• **Written exercise**:
Output only the count of lines that contain "CIAUD".
-- Given information start --
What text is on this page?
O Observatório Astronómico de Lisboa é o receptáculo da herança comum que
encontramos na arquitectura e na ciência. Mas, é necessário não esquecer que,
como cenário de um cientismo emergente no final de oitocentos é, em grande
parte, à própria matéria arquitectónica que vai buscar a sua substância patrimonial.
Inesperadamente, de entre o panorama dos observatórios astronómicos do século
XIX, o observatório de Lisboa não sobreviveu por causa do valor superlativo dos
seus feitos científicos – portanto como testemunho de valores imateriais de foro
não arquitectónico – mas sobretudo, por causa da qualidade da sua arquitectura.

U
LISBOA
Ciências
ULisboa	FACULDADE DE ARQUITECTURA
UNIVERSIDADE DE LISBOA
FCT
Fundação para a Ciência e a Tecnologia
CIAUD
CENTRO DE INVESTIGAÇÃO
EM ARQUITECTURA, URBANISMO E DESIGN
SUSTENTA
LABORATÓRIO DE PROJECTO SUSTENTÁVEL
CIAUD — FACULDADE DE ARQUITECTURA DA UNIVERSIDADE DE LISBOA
-- Given information end --
-- Given information start --
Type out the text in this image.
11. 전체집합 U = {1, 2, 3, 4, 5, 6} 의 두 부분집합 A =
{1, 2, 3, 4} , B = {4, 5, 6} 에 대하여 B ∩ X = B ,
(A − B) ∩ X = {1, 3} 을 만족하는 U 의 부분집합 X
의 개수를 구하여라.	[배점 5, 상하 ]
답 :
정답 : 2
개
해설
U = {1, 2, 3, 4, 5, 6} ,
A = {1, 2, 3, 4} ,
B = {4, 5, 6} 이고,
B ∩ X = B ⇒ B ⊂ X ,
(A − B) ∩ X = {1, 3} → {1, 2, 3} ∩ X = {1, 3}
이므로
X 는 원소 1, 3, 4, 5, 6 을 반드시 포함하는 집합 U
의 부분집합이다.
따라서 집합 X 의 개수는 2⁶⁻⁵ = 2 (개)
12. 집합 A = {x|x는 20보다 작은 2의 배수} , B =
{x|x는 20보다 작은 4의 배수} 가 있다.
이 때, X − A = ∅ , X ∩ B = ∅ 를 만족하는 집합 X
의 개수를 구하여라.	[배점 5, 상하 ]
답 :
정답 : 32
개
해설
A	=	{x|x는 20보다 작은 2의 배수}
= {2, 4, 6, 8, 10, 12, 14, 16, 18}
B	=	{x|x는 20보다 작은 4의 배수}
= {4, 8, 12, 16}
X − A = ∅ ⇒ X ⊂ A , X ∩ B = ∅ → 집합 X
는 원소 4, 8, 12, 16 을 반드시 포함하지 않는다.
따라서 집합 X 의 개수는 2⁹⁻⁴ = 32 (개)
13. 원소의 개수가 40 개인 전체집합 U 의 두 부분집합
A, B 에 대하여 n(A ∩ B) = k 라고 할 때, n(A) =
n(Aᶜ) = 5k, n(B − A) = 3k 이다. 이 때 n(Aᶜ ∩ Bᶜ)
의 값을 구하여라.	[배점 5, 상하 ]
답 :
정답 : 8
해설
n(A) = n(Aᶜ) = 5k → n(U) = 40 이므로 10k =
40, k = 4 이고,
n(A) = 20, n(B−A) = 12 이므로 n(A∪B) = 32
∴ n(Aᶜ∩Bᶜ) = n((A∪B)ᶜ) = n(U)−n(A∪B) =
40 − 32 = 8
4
-- Given information end --
• **Response to the task**:
2